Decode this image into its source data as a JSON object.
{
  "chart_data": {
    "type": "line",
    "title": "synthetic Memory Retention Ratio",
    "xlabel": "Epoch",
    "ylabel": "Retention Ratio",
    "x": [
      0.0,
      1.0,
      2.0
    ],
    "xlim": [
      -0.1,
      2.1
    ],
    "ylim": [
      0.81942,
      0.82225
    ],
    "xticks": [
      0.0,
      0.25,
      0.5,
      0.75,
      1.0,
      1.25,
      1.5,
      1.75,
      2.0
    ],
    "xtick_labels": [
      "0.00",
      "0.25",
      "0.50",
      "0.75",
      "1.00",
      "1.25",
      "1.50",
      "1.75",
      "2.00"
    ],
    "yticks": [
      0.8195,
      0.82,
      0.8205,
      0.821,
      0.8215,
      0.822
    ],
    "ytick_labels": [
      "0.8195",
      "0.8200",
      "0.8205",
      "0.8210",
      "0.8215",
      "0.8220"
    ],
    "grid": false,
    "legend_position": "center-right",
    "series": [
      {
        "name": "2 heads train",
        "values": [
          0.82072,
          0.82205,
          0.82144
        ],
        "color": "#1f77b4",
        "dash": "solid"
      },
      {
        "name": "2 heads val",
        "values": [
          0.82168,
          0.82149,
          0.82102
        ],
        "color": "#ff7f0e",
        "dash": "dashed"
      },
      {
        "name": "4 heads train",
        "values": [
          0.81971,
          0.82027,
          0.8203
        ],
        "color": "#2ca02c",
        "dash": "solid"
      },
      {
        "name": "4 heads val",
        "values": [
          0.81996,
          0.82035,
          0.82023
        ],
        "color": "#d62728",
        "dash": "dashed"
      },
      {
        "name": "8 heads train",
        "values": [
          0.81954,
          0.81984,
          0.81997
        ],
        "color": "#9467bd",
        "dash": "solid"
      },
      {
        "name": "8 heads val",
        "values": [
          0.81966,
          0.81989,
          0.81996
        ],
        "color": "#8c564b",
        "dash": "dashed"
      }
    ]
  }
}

——

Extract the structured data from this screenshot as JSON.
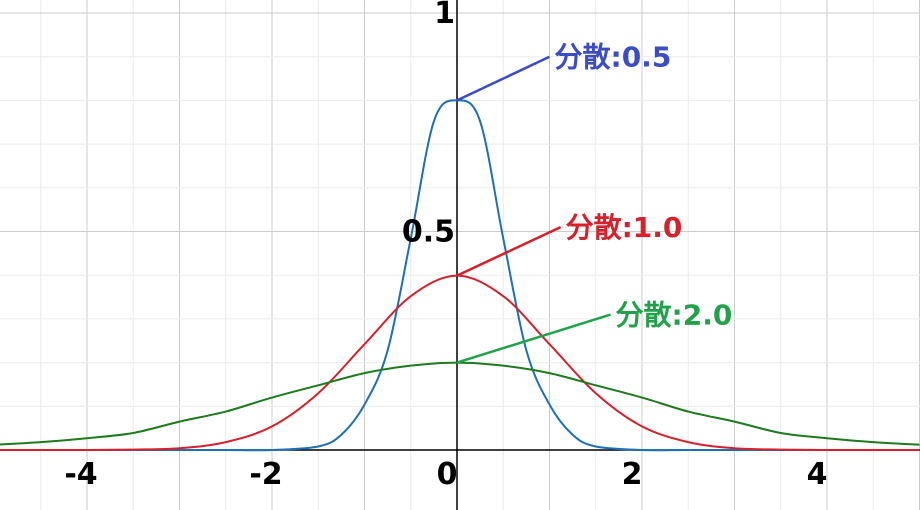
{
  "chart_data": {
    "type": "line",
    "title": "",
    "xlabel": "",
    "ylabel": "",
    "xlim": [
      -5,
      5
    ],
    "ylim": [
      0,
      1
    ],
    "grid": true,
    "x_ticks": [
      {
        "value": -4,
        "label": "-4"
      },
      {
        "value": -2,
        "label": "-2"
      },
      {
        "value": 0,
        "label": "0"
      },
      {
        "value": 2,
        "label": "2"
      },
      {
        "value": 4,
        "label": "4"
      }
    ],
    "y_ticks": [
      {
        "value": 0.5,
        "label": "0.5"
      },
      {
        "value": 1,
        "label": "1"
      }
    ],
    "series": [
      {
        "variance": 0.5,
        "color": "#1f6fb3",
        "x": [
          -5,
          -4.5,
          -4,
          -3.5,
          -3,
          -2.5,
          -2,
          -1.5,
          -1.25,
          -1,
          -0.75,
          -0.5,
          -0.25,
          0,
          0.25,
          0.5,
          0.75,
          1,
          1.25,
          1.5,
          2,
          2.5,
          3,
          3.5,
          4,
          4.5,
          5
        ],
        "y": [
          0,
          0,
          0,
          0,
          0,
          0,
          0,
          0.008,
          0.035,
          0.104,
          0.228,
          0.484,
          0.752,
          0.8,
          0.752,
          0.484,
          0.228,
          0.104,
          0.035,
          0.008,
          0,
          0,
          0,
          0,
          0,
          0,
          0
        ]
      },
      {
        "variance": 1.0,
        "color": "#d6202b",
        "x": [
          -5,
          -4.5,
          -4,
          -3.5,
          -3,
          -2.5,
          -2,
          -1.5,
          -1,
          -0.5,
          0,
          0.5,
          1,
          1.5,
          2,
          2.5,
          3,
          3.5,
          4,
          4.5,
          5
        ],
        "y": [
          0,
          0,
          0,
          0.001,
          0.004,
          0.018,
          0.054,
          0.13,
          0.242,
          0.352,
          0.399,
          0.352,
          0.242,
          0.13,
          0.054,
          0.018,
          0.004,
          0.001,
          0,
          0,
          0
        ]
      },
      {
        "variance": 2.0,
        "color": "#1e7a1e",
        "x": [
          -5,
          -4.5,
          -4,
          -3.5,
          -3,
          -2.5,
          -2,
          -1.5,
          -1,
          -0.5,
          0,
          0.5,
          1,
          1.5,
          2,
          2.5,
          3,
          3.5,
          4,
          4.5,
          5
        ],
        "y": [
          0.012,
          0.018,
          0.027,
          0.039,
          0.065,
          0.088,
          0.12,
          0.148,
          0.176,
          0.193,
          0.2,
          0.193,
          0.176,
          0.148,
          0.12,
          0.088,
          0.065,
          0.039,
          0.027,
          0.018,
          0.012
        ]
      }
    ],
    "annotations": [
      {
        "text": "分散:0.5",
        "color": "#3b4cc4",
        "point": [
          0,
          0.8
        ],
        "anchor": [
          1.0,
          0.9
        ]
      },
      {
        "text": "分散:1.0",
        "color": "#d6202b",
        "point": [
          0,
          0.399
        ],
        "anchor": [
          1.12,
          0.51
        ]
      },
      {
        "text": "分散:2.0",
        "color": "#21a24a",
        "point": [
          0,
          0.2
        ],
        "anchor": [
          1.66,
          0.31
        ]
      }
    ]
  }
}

——

- Problem: Collect every line from the records above that contains the word "Ratio".

- Result:
    "title": "synthetic Memory Retention Ratio",
    "ylabel": "Retention Ratio",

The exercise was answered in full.